Every line of the records below should be restated exactly.

-- Start RECORD EXTRACTS --

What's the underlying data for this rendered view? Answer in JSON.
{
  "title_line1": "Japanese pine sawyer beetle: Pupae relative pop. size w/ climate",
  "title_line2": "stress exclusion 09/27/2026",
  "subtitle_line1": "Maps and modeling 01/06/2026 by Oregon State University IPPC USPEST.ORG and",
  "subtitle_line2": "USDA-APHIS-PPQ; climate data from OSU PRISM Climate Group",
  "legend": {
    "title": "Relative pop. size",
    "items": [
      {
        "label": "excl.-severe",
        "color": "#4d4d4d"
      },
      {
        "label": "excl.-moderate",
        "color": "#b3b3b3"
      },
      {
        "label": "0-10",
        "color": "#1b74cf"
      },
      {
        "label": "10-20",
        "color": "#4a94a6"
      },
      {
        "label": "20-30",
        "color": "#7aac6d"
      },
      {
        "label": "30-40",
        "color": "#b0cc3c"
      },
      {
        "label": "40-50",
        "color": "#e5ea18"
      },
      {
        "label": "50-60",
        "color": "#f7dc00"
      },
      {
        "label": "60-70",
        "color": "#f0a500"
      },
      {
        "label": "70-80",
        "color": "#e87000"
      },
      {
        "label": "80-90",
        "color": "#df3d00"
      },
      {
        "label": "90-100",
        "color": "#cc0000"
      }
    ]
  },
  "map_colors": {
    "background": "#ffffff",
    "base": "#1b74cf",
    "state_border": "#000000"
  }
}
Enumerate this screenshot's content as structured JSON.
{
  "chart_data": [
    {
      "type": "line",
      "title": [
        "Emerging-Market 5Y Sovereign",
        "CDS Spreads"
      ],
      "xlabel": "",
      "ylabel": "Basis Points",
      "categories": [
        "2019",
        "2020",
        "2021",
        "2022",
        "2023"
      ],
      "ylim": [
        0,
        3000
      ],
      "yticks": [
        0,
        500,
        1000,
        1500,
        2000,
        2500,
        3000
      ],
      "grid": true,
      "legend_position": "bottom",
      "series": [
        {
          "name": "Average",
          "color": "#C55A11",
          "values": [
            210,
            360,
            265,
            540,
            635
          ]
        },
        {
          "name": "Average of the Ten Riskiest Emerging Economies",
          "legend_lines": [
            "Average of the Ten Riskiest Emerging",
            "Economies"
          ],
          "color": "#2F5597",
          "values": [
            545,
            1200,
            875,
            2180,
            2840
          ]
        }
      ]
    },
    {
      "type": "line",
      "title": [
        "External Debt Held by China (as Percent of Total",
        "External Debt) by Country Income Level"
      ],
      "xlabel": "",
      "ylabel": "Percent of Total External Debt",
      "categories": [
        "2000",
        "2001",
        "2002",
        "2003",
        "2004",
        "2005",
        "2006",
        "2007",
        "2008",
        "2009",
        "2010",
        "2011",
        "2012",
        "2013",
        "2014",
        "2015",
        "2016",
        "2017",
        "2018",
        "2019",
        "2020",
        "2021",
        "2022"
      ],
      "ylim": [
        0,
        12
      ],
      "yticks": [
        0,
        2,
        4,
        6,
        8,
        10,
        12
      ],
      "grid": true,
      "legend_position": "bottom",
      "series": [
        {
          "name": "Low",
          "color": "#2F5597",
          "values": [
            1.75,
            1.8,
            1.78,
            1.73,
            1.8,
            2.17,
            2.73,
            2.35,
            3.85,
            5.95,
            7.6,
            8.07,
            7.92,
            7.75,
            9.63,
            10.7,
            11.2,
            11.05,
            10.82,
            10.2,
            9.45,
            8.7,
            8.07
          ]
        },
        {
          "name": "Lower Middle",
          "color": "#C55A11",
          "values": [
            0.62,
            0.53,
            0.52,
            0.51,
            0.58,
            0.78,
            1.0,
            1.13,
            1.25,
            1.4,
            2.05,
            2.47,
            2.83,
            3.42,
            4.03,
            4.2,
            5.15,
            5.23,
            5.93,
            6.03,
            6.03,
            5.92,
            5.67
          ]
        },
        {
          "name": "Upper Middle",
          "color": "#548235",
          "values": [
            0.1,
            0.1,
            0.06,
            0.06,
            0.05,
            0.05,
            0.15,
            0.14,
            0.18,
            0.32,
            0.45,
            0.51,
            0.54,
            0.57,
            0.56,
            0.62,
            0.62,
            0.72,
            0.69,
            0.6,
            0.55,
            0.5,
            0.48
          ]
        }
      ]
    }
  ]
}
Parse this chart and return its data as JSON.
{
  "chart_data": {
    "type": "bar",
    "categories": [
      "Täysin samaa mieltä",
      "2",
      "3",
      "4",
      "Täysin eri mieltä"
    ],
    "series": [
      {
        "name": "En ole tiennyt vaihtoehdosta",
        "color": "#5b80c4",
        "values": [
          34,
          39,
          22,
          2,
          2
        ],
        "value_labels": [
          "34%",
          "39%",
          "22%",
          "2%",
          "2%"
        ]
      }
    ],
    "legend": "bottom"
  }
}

-- End RECORD EXTRACTS --

RESULT FOR THIS TASK:
What's the underlying data for this rendered view? Answer in JSON.
{
  "title_line1": "Japanese pine sawyer beetle: Pupae relative pop. size w/ climate",
  "title_line2": "stress exclusion 09/27/2026",
  "subtitle_line1": "Maps and modeling 01/06/2026 by Oregon State University IPPC USPEST.ORG and",
  "subtitle_line2": "USDA-APHIS-PPQ; climate data from OSU PRISM Climate Group",
  "legend": {
    "title": "Relative pop. size",
    "items": [
      {
        "label": "excl.-severe",
        "color": "#4d4d4d"
      },
      {
        "label": "excl.-moderate",
        "color": "#b3b3b3"
      },
      {
        "label": "0-10",
        "color": "#1b74cf"
      },
      {
        "label": "10-20",
        "color": "#4a94a6"
      },
      {
        "label": "20-30",
        "color": "#7aac6d"
      },
      {
        "label": "30-40",
        "color": "#b0cc3c"
      },
      {
        "label": "40-50",
        "color": "#e5ea18"
      },
      {
        "label": "50-60",
        "color": "#f7dc00"
      },
      {
        "label": "60-70",
        "color": "#f0a500"
      },
      {
        "label": "70-80",
        "color": "#e87000"
      },
      {
        "label": "80-90",
        "color": "#df3d00"
      },
      {
        "label": "90-100",
        "color": "#cc0000"
      }
    ]
  },
  "map_colors": {
    "background": "#ffffff",
    "base": "#1b74cf",
    "state_border": "#000000"
  }
}
Enumerate this screenshot's content as structured JSON.
{
  "chart_data": [
    {
      "type": "line",
      "title": [
        "Emerging-Market 5Y Sovereign",
        "CDS Spreads"
      ],
      "xlabel": "",
      "ylabel": "Basis Points",
      "categories": [
        "2019",
        "2020",
        "2021",
        "2022",
        "2023"
      ],
      "ylim": [
        0,
        3000
      ],
      "yticks": [
        0,
        500,
        1000,
        1500,
        2000,
        2500,
        3000
      ],
      "grid": true,
      "legend_position": "bottom",
      "series": [
        {
          "name": "Average",
          "color": "#C55A11",
          "values": [
            210,
            360,
            265,
            540,
            635
          ]
        },
        {
          "name": "Average of the Ten Riskiest Emerging Economies",
          "legend_lines": [
            "Average of the Ten Riskiest Emerging",
            "Economies"
          ],
          "color": "#2F5597",
          "values": [
            545,
            1200,
            875,
            2180,
            2840
          ]
        }
      ]
    },
    {
      "type": "line",
      "title": [
        "External Debt Held by China (as Percent of Total",
        "External Debt) by Country Income Level"
      ],
      "xlabel": "",
      "ylabel": "Percent of Total External Debt",
      "categories": [
        "2000",
        "2001",
        "2002",
        "2003",
        "2004",
        "2005",
        "2006",
        "2007",
        "2008",
        "2009",
        "2010",
        "2011",
        "2012",
        "2013",
        "2014",
        "2015",
        "2016",
        "2017",
        "2018",
        "2019",
        "2020",
        "2021",
        "2022"
      ],
      "ylim": [
        0,
        12
      ],
      "yticks": [
        0,
        2,
        4,
        6,
        8,
        10,
        12
      ],
      "grid": true,
      "legend_position": "bottom",
      "series": [
        {
          "name": "Low",
          "color": "#2F5597",
          "values": [
            1.75,
            1.8,
            1.78,
            1.73,
            1.8,
            2.17,
            2.73,
            2.35,
            3.85,
            5.95,
            7.6,
            8.07,
            7.92,
            7.75,
            9.63,
            10.7,
            11.2,
            11.05,
            10.82,
            10.2,
            9.45,
            8.7,
            8.07
          ]
        },
        {
          "name": "Lower Middle",
          "color": "#C55A11",
          "values": [
            0.62,
            0.53,
            0.52,
            0.51,
            0.58,
            0.78,
            1.0,
            1.13,
            1.25,
            1.4,
            2.05,
            2.47,
            2.83,
            3.42,
            4.03,
            4.2,
            5.15,
            5.23,
            5.93,
            6.03,
            6.03,
            5.92,
            5.67
          ]
        },
        {
          "name": "Upper Middle",
          "color": "#548235",
          "values": [
            0.1,
            0.1,
            0.06,
            0.06,
            0.05,
            0.05,
            0.15,
            0.14,
            0.18,
            0.32,
            0.45,
            0.51,
            0.54,
            0.57,
            0.56,
            0.62,
            0.62,
            0.72,
            0.69,
            0.6,
            0.55,
            0.5,
            0.48
          ]
        }
      ]
    }
  ]
}
Parse this chart and return its data as JSON.
{
  "chart_data": {
    "type": "bar",
    "categories": [
      "Täysin samaa mieltä",
      "2",
      "3",
      "4",
      "Täysin eri mieltä"
    ],
    "series": [
      {
        "name": "En ole tiennyt vaihtoehdosta",
        "color": "#5b80c4",
        "values": [
          34,
          39,
          22,
          2,
          2
        ],
        "value_labels": [
          "34%",
          "39%",
          "22%",
          "2%",
          "2%"
        ]
      }
    ],
    "legend": "bottom"
  }
}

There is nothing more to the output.